[start of MATERIAL]

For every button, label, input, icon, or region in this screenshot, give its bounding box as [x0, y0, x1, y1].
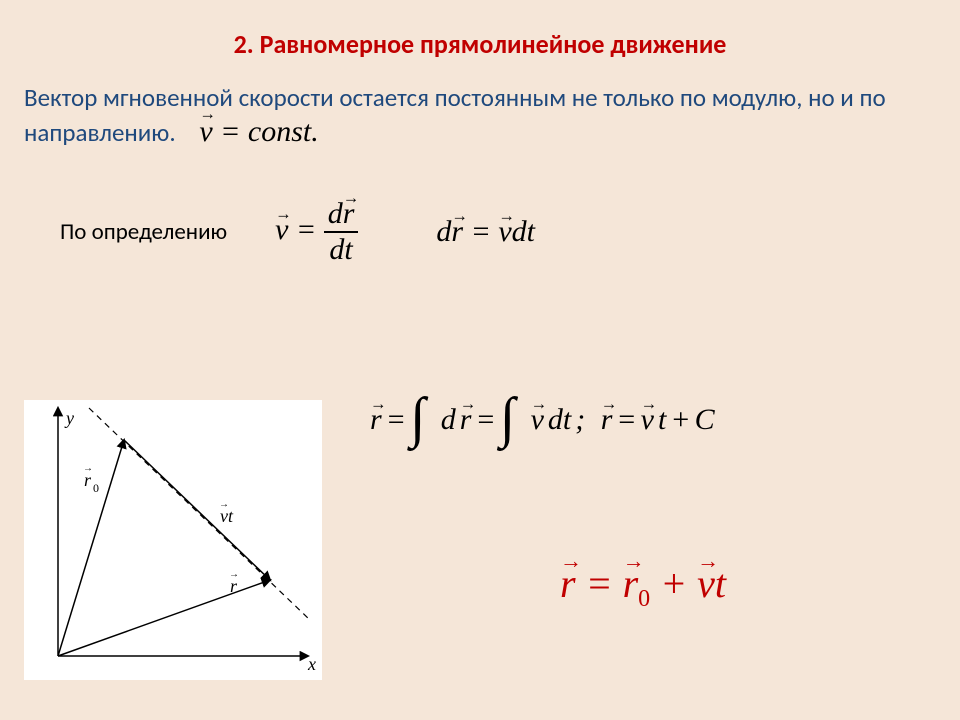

[end of MATERIAL]
[start of MATERIAL]

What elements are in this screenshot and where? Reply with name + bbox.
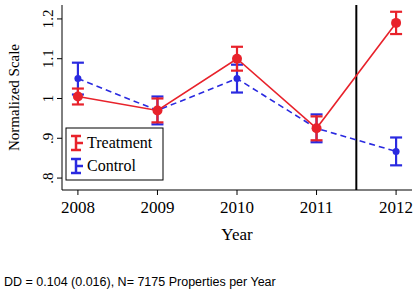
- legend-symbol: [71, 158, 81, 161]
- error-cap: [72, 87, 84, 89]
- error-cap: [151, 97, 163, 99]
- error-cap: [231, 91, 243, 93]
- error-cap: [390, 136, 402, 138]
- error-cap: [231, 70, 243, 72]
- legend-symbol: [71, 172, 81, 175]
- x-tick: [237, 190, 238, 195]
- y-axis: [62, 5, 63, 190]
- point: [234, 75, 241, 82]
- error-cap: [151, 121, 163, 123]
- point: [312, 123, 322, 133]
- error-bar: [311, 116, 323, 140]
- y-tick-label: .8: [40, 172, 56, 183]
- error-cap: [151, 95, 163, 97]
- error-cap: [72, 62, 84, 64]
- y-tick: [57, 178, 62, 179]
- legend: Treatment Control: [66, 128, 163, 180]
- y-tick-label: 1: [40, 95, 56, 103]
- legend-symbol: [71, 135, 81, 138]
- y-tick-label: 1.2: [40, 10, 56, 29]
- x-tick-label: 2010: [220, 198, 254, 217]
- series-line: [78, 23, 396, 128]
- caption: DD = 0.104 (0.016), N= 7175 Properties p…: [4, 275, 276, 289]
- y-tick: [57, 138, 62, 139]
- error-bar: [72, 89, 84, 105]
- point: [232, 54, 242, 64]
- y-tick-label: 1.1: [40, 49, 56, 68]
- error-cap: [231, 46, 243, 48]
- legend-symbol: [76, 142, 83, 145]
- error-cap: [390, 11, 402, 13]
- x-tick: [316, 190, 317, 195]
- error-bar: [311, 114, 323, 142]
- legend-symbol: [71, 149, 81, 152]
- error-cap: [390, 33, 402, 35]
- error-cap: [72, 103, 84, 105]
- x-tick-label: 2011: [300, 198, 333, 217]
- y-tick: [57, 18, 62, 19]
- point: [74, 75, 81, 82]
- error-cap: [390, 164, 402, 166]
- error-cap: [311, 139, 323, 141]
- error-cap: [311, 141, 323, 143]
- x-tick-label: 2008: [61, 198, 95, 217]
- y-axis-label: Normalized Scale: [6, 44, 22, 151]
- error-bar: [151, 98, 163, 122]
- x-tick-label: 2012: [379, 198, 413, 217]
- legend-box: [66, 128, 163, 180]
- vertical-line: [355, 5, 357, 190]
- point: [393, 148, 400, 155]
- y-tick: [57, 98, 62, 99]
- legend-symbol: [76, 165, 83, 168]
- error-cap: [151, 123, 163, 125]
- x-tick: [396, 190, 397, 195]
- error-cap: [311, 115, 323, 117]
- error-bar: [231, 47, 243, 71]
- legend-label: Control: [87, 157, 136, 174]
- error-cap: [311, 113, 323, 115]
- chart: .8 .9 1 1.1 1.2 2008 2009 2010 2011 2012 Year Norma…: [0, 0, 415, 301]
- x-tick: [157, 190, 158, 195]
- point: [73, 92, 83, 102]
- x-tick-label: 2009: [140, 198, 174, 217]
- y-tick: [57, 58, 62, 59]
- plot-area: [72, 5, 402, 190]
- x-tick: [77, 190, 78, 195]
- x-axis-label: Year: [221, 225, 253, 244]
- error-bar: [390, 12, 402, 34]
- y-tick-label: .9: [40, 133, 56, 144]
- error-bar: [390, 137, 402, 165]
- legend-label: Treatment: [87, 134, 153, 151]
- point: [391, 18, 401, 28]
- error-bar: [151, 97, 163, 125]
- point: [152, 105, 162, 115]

[end of MATERIAL]
[start of MATERIAL]

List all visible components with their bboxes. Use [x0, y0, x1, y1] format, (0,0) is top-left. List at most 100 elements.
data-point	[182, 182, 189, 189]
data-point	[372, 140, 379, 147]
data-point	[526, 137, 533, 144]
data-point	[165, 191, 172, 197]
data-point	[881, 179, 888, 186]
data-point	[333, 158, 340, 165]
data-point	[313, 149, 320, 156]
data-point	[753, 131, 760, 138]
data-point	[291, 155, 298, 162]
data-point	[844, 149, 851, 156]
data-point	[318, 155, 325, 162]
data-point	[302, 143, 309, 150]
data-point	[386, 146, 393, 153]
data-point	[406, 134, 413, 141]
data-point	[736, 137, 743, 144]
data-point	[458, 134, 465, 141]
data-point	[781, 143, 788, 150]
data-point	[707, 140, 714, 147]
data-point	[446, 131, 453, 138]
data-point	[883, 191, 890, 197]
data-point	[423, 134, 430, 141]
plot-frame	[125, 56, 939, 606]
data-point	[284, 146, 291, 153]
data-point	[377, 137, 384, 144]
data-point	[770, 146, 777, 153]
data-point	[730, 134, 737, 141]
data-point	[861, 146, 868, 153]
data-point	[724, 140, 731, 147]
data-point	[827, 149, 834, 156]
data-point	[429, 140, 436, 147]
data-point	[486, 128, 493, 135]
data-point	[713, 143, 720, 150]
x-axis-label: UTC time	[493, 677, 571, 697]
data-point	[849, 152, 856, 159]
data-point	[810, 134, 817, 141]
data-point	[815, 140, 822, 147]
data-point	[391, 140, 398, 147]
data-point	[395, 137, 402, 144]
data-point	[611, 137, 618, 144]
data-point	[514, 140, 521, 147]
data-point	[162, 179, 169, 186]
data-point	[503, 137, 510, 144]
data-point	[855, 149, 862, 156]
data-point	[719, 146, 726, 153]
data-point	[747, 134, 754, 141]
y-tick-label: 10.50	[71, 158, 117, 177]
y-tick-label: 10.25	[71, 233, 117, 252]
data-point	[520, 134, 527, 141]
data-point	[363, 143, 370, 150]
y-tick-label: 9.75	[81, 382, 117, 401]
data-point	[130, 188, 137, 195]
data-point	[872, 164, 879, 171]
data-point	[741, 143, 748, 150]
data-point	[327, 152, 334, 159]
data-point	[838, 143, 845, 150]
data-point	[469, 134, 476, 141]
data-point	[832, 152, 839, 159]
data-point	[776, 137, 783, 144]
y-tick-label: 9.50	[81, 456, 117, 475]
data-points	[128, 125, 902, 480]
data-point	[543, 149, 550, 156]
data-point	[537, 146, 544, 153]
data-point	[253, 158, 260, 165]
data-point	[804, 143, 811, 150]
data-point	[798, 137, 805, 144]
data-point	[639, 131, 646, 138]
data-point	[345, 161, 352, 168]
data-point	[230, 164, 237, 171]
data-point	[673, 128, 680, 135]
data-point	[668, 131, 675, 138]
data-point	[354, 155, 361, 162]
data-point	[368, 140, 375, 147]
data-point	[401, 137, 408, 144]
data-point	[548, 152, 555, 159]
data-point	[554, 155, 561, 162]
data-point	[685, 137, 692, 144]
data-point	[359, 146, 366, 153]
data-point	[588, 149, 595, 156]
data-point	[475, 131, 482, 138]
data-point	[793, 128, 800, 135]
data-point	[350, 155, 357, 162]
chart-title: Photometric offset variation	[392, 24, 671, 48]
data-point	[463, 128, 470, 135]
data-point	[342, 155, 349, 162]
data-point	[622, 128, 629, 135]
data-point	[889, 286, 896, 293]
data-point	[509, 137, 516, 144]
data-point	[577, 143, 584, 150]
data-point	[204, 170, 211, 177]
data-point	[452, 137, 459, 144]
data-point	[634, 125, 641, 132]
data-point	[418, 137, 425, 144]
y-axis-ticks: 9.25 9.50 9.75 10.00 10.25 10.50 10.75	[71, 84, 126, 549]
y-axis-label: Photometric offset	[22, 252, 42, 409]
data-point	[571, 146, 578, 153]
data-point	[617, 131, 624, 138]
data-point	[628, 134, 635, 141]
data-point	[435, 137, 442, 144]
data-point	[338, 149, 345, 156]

[end of MATERIAL]

Reproduce the rows above, beginning at the line that has "What elements are" and stopping after the line that has "- error-bar: [311, 116, 323, 140]", and shift every bounding-box coordinate by -22. Include the request line, give only that span, and leave out the picture.

What elements are in this screenshot and where? Reply with name + bbox.
- legend-symbol: [49, 136, 59, 139]
- error-cap: [50, 65, 62, 67]
- error-cap: [129, 75, 141, 77]
- error-cap: [209, 69, 221, 71]
- error-cap: [368, 114, 380, 116]
- error-cap: [209, 48, 221, 50]
- legend-symbol: [49, 150, 59, 153]
- x-tick: [215, 168, 216, 173]
- y-axis: [40, -17, 41, 168]
- point: [212, 53, 219, 60]
- error-cap: [129, 99, 141, 101]
- point: [290, 101, 300, 111]
- error-bar: [289, 94, 301, 118]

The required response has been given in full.